Take every line from the listing below that includes "JSON" and copy it.
[Start Source material]
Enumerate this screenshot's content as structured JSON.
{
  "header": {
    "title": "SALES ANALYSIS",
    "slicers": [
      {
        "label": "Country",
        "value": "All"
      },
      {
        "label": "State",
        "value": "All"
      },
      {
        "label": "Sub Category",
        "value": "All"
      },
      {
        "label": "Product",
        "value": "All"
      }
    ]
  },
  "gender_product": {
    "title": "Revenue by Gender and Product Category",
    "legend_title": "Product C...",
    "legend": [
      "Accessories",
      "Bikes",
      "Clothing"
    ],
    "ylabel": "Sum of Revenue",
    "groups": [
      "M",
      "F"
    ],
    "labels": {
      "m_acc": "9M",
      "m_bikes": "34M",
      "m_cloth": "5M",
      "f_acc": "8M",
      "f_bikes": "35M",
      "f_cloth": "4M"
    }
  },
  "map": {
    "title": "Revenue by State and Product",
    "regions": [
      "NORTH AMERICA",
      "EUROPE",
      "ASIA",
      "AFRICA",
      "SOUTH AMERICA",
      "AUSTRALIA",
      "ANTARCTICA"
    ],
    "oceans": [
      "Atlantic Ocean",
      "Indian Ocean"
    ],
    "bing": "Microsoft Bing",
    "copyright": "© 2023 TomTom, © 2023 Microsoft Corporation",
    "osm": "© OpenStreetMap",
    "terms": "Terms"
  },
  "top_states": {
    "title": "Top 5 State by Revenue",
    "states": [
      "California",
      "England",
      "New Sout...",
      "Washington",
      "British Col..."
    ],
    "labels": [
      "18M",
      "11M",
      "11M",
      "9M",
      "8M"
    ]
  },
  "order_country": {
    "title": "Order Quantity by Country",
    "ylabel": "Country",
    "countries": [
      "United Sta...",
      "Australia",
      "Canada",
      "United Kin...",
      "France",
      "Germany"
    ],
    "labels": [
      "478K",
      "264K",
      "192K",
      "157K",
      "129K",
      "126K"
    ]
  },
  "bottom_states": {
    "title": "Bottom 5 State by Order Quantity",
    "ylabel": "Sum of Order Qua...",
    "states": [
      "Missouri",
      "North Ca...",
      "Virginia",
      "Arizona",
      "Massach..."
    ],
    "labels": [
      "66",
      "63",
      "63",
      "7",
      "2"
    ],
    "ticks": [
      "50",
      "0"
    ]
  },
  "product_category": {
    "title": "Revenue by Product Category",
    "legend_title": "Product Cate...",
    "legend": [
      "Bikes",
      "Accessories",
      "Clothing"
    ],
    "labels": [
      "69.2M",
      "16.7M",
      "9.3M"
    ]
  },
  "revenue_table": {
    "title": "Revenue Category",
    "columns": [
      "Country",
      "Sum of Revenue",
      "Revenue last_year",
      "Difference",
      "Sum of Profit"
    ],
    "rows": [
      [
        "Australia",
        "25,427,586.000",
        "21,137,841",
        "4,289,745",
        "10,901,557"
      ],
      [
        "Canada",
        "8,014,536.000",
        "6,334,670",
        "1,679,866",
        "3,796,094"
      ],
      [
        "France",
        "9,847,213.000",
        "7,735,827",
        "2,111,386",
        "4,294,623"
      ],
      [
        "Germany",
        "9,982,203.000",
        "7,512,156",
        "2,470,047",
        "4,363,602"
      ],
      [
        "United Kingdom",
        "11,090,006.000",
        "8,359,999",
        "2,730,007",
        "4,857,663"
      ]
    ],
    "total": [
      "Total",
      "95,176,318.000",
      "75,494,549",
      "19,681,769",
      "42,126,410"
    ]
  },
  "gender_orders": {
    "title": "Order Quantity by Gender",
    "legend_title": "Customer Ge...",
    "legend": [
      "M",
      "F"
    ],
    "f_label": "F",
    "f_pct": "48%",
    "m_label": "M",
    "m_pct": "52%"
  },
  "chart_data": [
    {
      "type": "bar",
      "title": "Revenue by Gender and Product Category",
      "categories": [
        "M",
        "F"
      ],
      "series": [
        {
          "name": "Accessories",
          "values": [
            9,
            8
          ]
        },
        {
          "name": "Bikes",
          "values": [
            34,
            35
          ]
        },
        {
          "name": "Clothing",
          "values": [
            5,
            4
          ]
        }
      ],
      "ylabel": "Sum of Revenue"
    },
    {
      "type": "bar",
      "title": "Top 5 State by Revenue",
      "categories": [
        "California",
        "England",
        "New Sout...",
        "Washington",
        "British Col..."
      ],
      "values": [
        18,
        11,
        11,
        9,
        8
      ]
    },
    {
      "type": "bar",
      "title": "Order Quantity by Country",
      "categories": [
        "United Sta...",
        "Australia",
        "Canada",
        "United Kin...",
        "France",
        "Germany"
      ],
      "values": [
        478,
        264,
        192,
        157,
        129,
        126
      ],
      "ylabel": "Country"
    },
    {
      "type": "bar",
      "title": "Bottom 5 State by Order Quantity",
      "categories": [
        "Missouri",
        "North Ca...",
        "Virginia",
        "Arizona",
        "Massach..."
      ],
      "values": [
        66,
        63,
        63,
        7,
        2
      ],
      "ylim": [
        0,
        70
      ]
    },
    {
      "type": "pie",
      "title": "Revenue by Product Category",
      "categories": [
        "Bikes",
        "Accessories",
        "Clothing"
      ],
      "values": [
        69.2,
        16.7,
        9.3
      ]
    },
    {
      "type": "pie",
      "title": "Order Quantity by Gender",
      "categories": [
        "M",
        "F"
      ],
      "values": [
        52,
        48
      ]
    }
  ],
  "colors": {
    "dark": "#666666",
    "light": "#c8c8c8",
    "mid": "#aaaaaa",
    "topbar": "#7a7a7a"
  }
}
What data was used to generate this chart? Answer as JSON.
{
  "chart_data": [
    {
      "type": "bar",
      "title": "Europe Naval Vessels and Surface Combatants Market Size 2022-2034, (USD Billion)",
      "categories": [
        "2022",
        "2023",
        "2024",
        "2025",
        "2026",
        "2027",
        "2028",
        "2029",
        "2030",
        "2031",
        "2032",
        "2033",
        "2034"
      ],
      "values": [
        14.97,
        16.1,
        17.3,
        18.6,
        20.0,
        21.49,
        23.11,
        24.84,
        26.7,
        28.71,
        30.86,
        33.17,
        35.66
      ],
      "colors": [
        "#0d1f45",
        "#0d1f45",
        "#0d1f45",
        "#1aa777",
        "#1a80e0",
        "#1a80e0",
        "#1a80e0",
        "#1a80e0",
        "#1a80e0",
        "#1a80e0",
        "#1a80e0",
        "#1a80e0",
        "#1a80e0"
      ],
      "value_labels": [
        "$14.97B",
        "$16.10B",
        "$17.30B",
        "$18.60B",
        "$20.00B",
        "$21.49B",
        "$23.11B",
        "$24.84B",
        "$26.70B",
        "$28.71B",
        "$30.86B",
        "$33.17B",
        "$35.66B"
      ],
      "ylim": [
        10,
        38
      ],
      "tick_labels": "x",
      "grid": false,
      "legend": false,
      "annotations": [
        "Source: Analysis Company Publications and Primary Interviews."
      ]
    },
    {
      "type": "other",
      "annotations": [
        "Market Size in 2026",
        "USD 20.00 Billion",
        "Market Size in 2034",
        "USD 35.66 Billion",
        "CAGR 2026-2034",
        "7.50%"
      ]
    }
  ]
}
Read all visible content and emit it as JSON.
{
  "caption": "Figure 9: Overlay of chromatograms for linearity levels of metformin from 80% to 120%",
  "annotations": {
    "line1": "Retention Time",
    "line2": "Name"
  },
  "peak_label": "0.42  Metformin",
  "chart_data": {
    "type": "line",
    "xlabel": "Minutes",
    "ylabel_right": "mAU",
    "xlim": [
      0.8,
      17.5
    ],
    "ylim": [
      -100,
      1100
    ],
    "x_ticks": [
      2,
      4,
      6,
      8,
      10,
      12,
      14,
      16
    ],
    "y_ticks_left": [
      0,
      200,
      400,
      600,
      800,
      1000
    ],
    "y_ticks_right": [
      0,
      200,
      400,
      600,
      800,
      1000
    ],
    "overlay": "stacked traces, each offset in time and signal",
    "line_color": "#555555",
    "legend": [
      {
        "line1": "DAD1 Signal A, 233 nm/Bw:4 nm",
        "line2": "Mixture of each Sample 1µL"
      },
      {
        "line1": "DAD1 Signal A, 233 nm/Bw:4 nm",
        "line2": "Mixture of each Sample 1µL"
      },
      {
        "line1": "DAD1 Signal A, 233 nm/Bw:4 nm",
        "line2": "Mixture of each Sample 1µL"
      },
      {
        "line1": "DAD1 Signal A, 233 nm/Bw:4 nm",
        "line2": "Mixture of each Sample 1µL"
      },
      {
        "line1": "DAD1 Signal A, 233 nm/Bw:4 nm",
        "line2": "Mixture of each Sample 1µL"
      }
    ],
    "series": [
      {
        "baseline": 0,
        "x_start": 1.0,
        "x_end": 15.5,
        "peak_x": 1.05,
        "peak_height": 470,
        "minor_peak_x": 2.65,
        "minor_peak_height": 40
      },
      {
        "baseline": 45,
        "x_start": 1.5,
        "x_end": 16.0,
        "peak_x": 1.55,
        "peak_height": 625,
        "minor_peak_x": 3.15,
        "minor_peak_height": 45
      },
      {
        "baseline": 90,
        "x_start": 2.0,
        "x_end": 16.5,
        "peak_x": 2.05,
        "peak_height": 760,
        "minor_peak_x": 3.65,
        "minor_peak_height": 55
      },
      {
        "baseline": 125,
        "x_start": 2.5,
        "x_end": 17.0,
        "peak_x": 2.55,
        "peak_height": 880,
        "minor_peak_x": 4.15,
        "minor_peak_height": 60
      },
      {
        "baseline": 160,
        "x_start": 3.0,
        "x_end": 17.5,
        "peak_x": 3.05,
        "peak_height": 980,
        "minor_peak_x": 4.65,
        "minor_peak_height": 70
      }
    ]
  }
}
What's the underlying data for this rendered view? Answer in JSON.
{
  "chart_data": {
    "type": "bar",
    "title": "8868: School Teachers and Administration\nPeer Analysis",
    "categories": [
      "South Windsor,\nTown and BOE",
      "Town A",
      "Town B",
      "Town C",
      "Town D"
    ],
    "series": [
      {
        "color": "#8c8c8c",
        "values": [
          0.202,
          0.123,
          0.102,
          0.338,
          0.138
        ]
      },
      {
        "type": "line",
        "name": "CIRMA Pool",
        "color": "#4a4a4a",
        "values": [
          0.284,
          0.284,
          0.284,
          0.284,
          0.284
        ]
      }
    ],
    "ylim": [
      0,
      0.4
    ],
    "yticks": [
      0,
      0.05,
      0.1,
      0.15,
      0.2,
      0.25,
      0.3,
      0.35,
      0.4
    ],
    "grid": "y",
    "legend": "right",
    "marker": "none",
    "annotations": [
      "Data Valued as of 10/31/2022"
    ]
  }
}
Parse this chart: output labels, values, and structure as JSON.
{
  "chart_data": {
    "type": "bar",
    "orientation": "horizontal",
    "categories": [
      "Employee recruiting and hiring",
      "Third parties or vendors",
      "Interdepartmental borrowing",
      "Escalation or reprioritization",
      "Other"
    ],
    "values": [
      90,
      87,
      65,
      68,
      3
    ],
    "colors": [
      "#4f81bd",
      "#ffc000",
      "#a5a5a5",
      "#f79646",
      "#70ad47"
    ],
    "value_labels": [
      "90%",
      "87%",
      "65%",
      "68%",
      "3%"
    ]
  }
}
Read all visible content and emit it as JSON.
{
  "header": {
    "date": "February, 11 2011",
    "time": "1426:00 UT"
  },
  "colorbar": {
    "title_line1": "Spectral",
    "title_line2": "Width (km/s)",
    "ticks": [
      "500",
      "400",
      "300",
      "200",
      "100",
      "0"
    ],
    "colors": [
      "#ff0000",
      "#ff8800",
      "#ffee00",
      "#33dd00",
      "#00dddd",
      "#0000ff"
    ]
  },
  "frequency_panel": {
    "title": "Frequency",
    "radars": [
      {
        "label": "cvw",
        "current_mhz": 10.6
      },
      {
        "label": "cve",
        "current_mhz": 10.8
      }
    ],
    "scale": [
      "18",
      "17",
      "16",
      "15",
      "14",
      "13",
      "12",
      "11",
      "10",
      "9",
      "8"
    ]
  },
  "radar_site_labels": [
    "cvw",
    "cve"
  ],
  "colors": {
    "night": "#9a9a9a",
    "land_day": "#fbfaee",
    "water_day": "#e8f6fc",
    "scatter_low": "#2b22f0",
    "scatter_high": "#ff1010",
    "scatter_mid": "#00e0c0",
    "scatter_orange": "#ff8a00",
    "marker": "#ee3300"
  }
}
[End Source material]
> Exercise response
Enumerate this screenshot's content as structured JSON.
What data was used to generate this chart? Answer as JSON.
Read all visible content and emit it as JSON.
What's the underlying data for this rendered view? Answer in JSON.
Parse this chart: output labels, values, and structure as JSON.
Read all visible content and emit it as JSON.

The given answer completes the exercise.